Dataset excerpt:
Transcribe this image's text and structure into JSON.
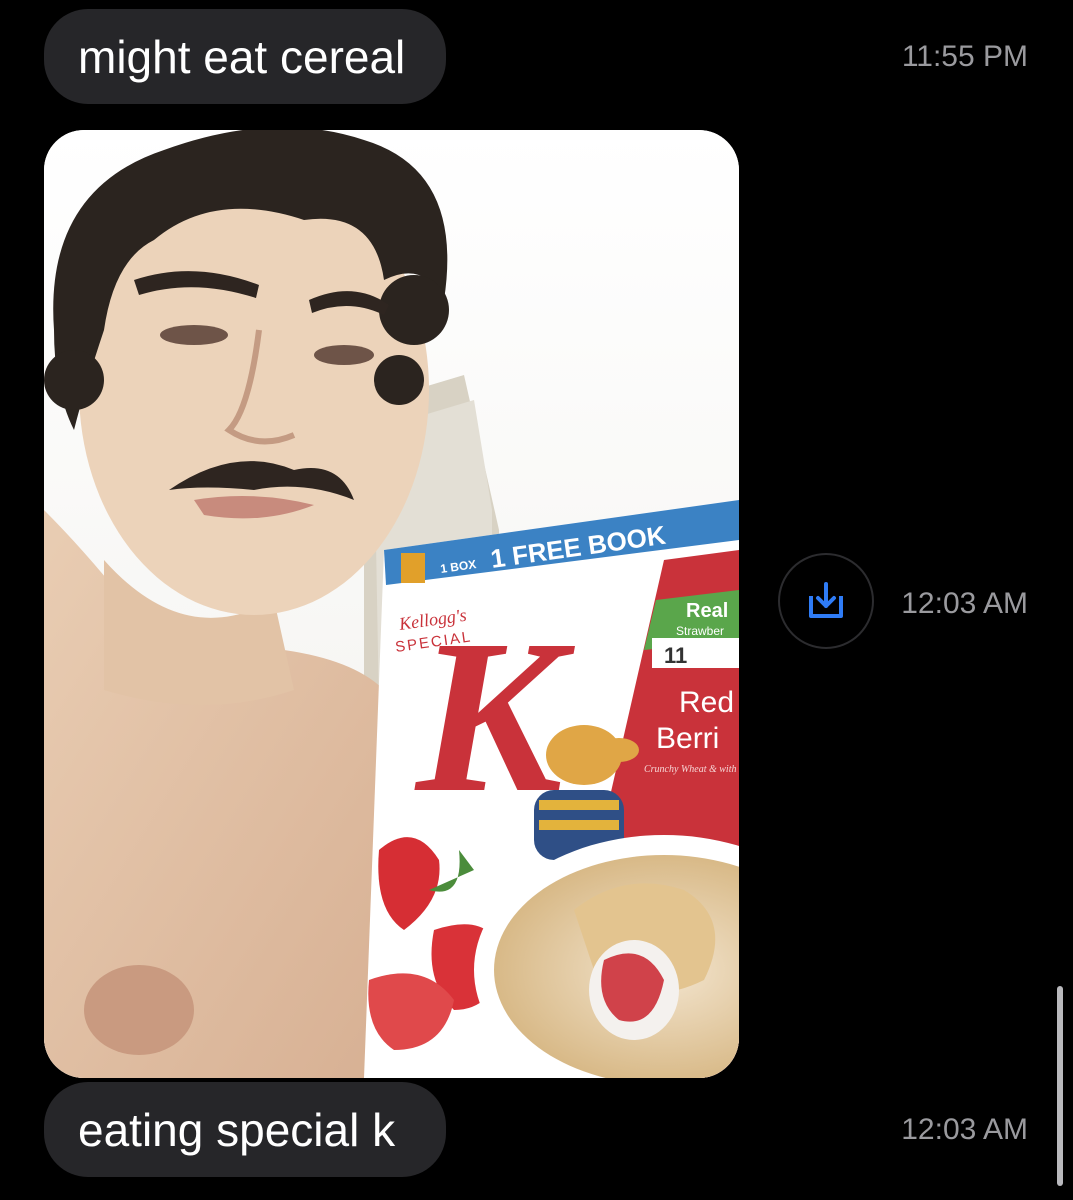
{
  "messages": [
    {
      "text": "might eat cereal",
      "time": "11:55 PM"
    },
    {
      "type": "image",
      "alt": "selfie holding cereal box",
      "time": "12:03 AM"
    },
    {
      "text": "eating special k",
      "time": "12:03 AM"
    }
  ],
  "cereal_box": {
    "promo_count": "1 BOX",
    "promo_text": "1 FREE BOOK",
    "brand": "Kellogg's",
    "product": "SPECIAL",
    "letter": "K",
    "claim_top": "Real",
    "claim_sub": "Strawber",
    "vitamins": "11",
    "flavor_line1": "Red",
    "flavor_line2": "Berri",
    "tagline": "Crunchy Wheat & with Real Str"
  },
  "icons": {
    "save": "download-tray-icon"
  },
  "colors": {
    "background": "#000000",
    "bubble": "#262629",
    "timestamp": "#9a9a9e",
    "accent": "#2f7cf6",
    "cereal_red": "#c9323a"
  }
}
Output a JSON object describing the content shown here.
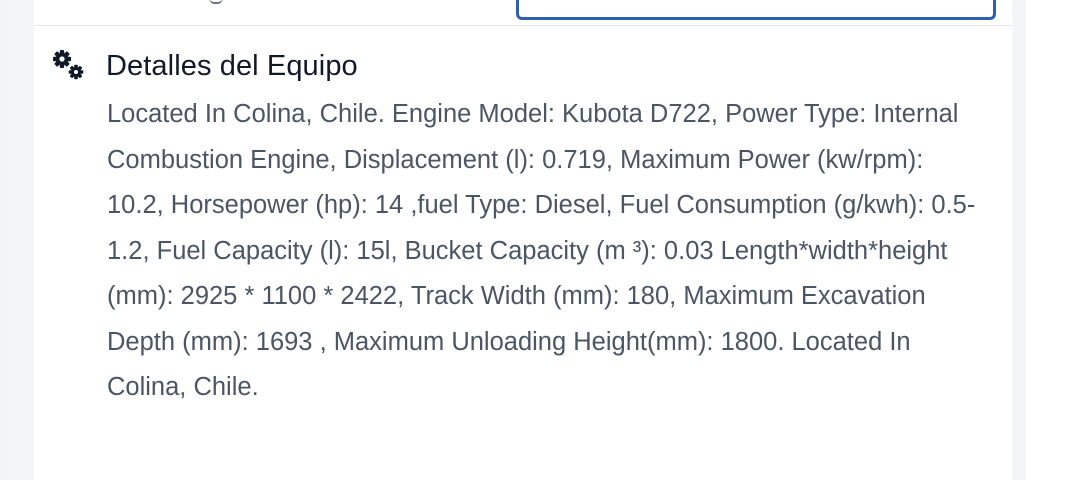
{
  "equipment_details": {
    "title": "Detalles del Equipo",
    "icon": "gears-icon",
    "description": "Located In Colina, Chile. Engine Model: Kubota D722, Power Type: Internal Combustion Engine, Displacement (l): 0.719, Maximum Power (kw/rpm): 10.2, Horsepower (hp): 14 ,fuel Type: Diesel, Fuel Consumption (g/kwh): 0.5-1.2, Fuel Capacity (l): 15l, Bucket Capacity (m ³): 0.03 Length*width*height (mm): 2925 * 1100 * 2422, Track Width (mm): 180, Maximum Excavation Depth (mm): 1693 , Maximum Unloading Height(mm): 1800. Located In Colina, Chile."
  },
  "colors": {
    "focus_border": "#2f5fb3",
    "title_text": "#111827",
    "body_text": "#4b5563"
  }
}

**PROBLEM REQUIREMENTS:**
Without including any pictures, print all of the material exactly as given.

**RESPONSE TO THE EXERCISE:**
Transcribe this image's text and structure into JSON.
{
  "messages": [
    {
      "text": "might eat cereal",
      "time": "11:55 PM"
    },
    {
      "type": "image",
      "alt": "selfie holding cereal box",
      "time": "12:03 AM"
    },
    {
      "text": "eating special k",
      "time": "12:03 AM"
    }
  ],
  "cereal_box": {
    "promo_count": "1 BOX",
    "promo_text": "1 FREE BOOK",
    "brand": "Kellogg's",
    "product": "SPECIAL",
    "letter": "K",
    "claim_top": "Real",
    "claim_sub": "Strawber",
    "vitamins": "11",
    "flavor_line1": "Red",
    "flavor_line2": "Berri",
    "tagline": "Crunchy Wheat & with Real Str"
  },
  "icons": {
    "save": "download-tray-icon"
  },
  "colors": {
    "background": "#000000",
    "bubble": "#262629",
    "timestamp": "#9a9a9e",
    "accent": "#2f7cf6",
    "cereal_red": "#c9323a"
  }
}
Output a JSON object describing the content shown here.
{
  "equipment_details": {
    "title": "Detalles del Equipo",
    "icon": "gears-icon",
    "description": "Located In Colina, Chile. Engine Model: Kubota D722, Power Type: Internal Combustion Engine, Displacement (l): 0.719, Maximum Power (kw/rpm): 10.2, Horsepower (hp): 14 ,fuel Type: Diesel, Fuel Consumption (g/kwh): 0.5-1.2, Fuel Capacity (l): 15l, Bucket Capacity (m ³): 0.03 Length*width*height (mm): 2925 * 1100 * 2422, Track Width (mm): 180, Maximum Excavation Depth (mm): 1693 , Maximum Unloading Height(mm): 1800. Located In Colina, Chile."
  },
  "colors": {
    "focus_border": "#2f5fb3",
    "title_text": "#111827",
    "body_text": "#4b5563"
  }
}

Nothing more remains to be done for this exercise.